Reproduce word for word every line from the first one through the line containing "column-header: Húsnæðisbyrði* 40%", including both of those lines.

----------------------------------------

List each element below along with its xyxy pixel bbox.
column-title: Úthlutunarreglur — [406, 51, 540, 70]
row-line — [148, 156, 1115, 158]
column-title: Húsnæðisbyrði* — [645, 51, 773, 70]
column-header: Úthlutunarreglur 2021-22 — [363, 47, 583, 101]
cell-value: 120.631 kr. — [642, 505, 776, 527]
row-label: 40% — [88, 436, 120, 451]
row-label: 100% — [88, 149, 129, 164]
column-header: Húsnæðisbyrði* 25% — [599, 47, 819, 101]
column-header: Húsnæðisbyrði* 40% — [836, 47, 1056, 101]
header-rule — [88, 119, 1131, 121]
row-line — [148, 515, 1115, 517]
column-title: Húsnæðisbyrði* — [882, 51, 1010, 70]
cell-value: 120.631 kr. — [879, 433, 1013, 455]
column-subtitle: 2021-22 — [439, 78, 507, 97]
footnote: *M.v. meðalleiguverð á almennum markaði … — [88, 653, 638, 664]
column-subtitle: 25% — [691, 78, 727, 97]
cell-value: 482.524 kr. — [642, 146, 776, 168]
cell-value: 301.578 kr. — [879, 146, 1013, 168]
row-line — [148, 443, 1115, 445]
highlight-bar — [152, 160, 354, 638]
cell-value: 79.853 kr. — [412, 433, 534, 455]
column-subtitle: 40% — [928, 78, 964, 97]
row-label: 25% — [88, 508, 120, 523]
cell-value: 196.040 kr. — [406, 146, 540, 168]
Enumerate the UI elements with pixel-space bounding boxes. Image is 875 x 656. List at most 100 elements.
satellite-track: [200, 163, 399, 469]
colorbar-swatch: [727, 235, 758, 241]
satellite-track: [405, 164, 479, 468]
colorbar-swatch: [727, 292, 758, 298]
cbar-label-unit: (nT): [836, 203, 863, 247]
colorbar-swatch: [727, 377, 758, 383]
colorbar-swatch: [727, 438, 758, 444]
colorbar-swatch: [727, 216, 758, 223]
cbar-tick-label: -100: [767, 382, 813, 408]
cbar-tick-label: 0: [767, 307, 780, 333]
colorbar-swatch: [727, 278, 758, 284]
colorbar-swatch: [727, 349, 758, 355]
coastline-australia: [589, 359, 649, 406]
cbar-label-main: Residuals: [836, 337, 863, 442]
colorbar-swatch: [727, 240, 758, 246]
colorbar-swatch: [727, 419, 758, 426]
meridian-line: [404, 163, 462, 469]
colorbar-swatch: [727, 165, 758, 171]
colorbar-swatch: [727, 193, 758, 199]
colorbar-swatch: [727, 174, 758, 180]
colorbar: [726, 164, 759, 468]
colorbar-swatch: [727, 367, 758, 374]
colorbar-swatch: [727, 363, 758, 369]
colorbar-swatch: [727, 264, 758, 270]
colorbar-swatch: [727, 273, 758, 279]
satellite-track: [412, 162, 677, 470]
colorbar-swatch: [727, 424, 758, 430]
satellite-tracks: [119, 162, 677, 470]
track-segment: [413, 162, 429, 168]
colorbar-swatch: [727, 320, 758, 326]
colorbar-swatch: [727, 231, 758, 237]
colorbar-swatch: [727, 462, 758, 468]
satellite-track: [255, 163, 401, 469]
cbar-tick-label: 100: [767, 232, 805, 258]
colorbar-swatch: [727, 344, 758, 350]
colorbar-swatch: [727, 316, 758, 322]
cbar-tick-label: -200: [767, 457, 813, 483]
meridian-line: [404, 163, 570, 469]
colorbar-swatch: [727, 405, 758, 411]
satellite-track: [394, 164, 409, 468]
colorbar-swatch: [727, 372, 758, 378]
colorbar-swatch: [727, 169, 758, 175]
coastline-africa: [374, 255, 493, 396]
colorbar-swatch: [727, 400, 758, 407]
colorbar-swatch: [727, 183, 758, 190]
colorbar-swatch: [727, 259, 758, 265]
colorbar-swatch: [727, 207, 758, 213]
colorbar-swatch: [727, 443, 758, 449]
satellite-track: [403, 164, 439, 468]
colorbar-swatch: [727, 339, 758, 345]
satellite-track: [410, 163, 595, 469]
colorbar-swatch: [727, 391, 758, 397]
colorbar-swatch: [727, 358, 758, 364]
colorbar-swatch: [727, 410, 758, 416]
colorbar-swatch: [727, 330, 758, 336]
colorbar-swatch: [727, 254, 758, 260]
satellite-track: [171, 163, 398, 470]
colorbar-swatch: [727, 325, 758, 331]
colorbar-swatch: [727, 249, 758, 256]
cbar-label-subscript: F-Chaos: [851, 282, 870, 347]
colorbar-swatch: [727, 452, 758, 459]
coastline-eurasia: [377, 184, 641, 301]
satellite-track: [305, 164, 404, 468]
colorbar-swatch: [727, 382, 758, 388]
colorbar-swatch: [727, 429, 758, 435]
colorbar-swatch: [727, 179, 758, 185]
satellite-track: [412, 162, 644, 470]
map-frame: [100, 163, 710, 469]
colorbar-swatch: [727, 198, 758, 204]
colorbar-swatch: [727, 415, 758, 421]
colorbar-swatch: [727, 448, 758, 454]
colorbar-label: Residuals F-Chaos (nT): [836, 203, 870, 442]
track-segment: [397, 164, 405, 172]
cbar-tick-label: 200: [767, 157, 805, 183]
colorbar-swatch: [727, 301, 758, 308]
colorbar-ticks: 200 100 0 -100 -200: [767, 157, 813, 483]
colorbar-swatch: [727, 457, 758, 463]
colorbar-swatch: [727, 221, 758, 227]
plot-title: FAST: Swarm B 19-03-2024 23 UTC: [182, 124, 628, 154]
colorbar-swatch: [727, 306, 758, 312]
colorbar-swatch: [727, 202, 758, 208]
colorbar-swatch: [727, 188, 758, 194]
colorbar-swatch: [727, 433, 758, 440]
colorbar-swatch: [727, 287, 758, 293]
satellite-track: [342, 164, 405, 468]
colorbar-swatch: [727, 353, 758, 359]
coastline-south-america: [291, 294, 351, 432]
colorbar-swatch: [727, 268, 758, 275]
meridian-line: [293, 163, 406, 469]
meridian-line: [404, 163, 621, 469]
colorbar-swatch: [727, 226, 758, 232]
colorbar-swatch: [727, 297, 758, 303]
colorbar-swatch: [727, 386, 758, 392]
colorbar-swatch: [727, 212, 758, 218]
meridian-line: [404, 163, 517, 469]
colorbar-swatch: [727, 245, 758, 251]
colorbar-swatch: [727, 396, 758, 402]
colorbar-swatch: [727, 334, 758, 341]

----------------------------------------

_EXERCISE ANSWER:_
List each element below along with its xyxy pixel bbox.
column-title: Úthlutunarreglur — [406, 51, 540, 70]
row-line — [148, 156, 1115, 158]
column-title: Húsnæðisbyrði* — [645, 51, 773, 70]
column-header: Úthlutunarreglur 2021-22 — [363, 47, 583, 101]
cell-value: 120.631 kr. — [642, 505, 776, 527]
row-label: 40% — [88, 436, 120, 451]
row-label: 100% — [88, 149, 129, 164]
column-header: Húsnæðisbyrði* 25% — [599, 47, 819, 101]
column-header: Húsnæðisbyrði* 40% — [836, 47, 1056, 101]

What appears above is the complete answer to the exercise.